◆ **Material supplied**

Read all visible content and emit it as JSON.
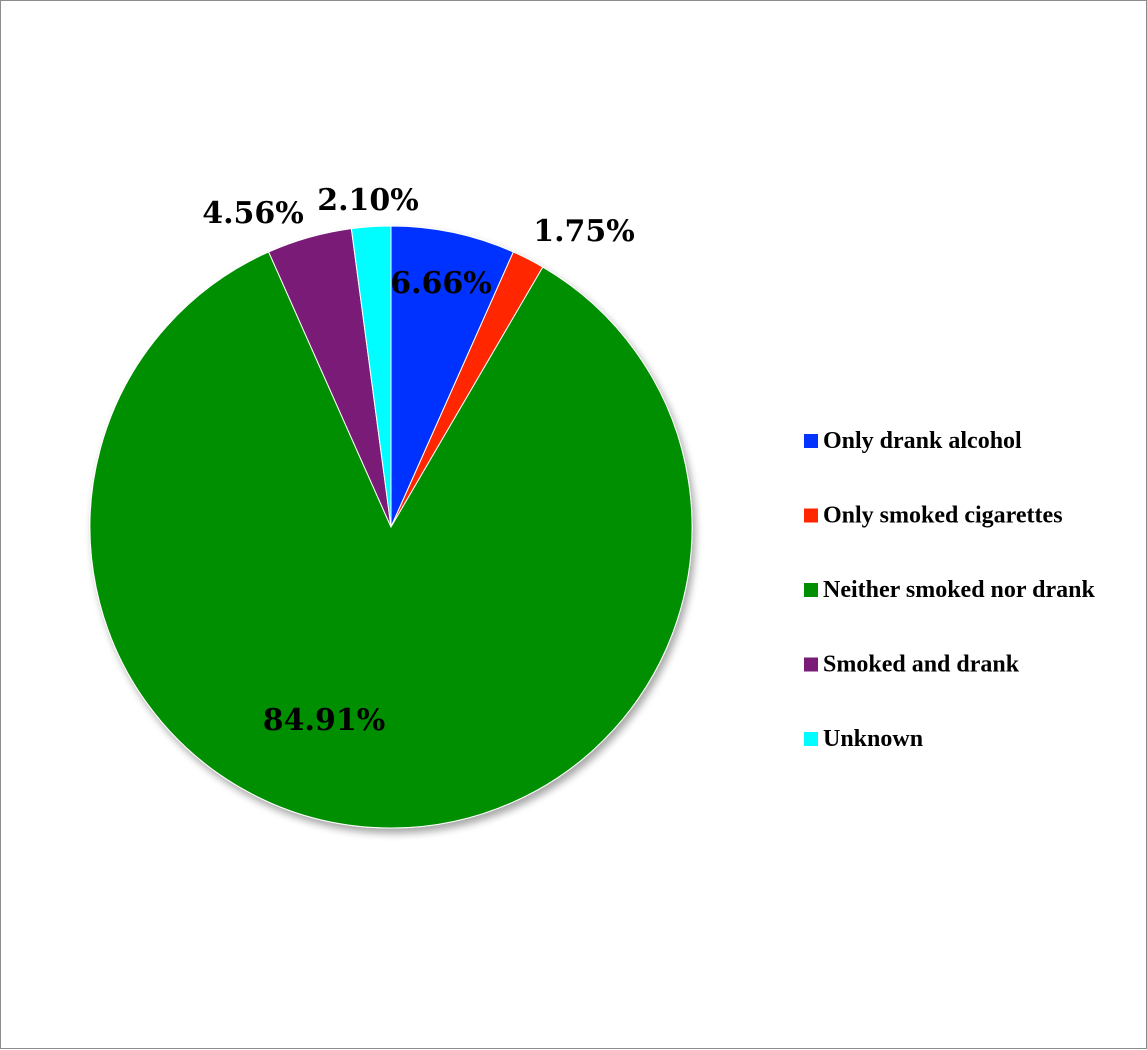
{
  "chart_data": {
    "type": "pie",
    "title": "",
    "start_angle_deg": 0,
    "direction": "clockwise",
    "legend_position": "right",
    "slices": [
      {
        "label": "Only drank alcohol",
        "value": 6.66,
        "value_label": "6.66%",
        "color": "#0433FF"
      },
      {
        "label": "Only smoked cigarettes",
        "value": 1.75,
        "value_label": "1.75%",
        "color": "#FF2600"
      },
      {
        "label": "Neither smoked nor drank",
        "value": 84.91,
        "value_label": "84.91%",
        "color": "#008F00"
      },
      {
        "label": "Smoked and drank",
        "value": 4.56,
        "value_label": "4.56%",
        "color": "#7A1C77"
      },
      {
        "label": "Unknown",
        "value": 2.1,
        "value_label": "2.10%",
        "color": "#00FDFF"
      }
    ]
  }
}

◆ **Set problem**
Retype the listing exactly. Pictures do not belong in the copy.

◆ **Result for this exercise**
Read all visible content and emit it as JSON.
{
  "chart_data": {
    "type": "pie",
    "title": "",
    "start_angle_deg": 0,
    "direction": "clockwise",
    "legend_position": "right",
    "slices": [
      {
        "label": "Only drank alcohol",
        "value": 6.66,
        "value_label": "6.66%",
        "color": "#0433FF"
      },
      {
        "label": "Only smoked cigarettes",
        "value": 1.75,
        "value_label": "1.75%",
        "color": "#FF2600"
      },
      {
        "label": "Neither smoked nor drank",
        "value": 84.91,
        "value_label": "84.91%",
        "color": "#008F00"
      },
      {
        "label": "Smoked and drank",
        "value": 4.56,
        "value_label": "4.56%",
        "color": "#7A1C77"
      },
      {
        "label": "Unknown",
        "value": 2.1,
        "value_label": "2.10%",
        "color": "#00FDFF"
      }
    ]
  }
}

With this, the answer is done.